• **PROBLEM DESCRIPTION**
Output every record below exactly as it appears.

*** MATERIAL FOR THE TASK

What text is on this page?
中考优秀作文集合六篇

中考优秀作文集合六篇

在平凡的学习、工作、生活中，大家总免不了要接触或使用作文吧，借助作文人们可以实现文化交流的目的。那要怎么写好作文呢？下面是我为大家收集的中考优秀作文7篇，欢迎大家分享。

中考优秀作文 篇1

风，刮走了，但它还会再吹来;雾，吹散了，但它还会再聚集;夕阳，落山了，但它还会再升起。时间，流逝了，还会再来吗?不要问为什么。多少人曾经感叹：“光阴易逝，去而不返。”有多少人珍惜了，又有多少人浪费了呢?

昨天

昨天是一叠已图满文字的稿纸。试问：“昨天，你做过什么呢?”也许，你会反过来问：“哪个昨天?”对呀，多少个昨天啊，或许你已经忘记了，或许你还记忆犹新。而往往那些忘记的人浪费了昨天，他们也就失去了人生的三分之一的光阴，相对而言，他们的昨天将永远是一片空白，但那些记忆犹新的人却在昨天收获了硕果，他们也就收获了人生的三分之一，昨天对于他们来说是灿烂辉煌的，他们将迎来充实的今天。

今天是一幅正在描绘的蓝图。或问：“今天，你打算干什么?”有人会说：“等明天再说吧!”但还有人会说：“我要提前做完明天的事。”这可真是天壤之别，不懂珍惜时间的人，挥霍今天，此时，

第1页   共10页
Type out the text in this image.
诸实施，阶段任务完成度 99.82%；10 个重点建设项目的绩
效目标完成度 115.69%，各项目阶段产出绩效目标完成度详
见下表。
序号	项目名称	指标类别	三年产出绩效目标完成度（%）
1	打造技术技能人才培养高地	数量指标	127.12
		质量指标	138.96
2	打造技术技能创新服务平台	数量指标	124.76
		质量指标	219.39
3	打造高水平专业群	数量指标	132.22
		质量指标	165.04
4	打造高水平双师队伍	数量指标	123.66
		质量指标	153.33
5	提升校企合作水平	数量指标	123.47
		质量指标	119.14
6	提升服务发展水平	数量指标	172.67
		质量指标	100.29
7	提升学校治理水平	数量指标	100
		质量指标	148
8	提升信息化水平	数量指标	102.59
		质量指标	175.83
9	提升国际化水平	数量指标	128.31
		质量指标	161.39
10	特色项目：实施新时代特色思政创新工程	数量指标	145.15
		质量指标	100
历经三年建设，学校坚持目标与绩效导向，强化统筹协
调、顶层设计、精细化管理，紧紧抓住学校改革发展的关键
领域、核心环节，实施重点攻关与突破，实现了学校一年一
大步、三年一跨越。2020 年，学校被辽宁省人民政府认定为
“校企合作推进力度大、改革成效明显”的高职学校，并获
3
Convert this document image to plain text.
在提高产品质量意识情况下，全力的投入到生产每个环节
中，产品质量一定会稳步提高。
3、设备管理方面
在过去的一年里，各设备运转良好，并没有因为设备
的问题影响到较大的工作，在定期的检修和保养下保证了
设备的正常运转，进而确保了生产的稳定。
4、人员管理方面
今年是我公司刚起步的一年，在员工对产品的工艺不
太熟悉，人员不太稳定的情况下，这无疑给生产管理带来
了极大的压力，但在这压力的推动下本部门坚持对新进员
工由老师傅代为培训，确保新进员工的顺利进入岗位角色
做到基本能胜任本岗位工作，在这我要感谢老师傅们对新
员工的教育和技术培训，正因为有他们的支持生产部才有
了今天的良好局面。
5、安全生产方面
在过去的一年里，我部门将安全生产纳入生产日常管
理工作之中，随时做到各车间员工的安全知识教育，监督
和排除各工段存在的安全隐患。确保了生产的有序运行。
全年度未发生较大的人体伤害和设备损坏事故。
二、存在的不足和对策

******

• **OUTPUT BELOW**
What text is on this page?
中考优秀作文集合六篇

中考优秀作文集合六篇

在平凡的学习、工作、生活中，大家总免不了要接触或使用作文吧，借助作文人们可以实现文化交流的目的。那要怎么写好作文呢？下面是我为大家收集的中考优秀作文7篇，欢迎大家分享。

中考优秀作文 篇1

风，刮走了，但它还会再吹来;雾，吹散了，但它还会再聚集;夕阳，落山了，但它还会再升起。时间，流逝了，还会再来吗?不要问为什么。多少人曾经感叹：“光阴易逝，去而不返。”有多少人珍惜了，又有多少人浪费了呢?

昨天

昨天是一叠已图满文字的稿纸。试问：“昨天，你做过什么呢?”也许，你会反过来问：“哪个昨天?”对呀，多少个昨天啊，或许你已经忘记了，或许你还记忆犹新。而往往那些忘记的人浪费了昨天，他们也就失去了人生的三分之一的光阴，相对而言，他们的昨天将永远是一片空白，但那些记忆犹新的人却在昨天收获了硕果，他们也就收获了人生的三分之一，昨天对于他们来说是灿烂辉煌的，他们将迎来充实的今天。

今天是一幅正在描绘的蓝图。或问：“今天，你打算干什么?”有人会说：“等明天再说吧!”但还有人会说：“我要提前做完明天的事。”这可真是天壤之别，不懂珍惜时间的人，挥霍今天，此时，

第1页   共10页
Type out the text in this image.
诸实施，阶段任务完成度 99.82%；10 个重点建设项目的绩
效目标完成度 115.69%，各项目阶段产出绩效目标完成度详
见下表。
序号	项目名称	指标类别	三年产出绩效目标完成度（%）
1	打造技术技能人才培养高地	数量指标	127.12
		质量指标	138.96
2	打造技术技能创新服务平台	数量指标	124.76
		质量指标	219.39
3	打造高水平专业群	数量指标	132.22
		质量指标	165.04
4	打造高水平双师队伍	数量指标	123.66
		质量指标	153.33
5	提升校企合作水平	数量指标	123.47
		质量指标	119.14
6	提升服务发展水平	数量指标	172.67
		质量指标	100.29
7	提升学校治理水平	数量指标	100
		质量指标	148
8	提升信息化水平	数量指标	102.59
		质量指标	175.83
9	提升国际化水平	数量指标	128.31
		质量指标	161.39
10	特色项目：实施新时代特色思政创新工程	数量指标	145.15
		质量指标	100
历经三年建设，学校坚持目标与绩效导向，强化统筹协
调、顶层设计、精细化管理，紧紧抓住学校改革发展的关键
领域、核心环节，实施重点攻关与突破，实现了学校一年一
大步、三年一跨越。2020 年，学校被辽宁省人民政府认定为
“校企合作推进力度大、改革成效明显”的高职学校，并获
3
Convert this document image to plain text.
在提高产品质量意识情况下，全力的投入到生产每个环节
中，产品质量一定会稳步提高。
3、设备管理方面
在过去的一年里，各设备运转良好，并没有因为设备
的问题影响到较大的工作，在定期的检修和保养下保证了
设备的正常运转，进而确保了生产的稳定。
4、人员管理方面
今年是我公司刚起步的一年，在员工对产品的工艺不
太熟悉，人员不太稳定的情况下，这无疑给生产管理带来
了极大的压力，但在这压力的推动下本部门坚持对新进员
工由老师傅代为培训，确保新进员工的顺利进入岗位角色
做到基本能胜任本岗位工作，在这我要感谢老师傅们对新
员工的教育和技术培训，正因为有他们的支持生产部才有
了今天的良好局面。
5、安全生产方面
在过去的一年里，我部门将安全生产纳入生产日常管
理工作之中，随时做到各车间员工的安全知识教育，监督
和排除各工段存在的安全隐患。确保了生产的有序运行。
全年度未发生较大的人体伤害和设备损坏事故。
二、存在的不足和对策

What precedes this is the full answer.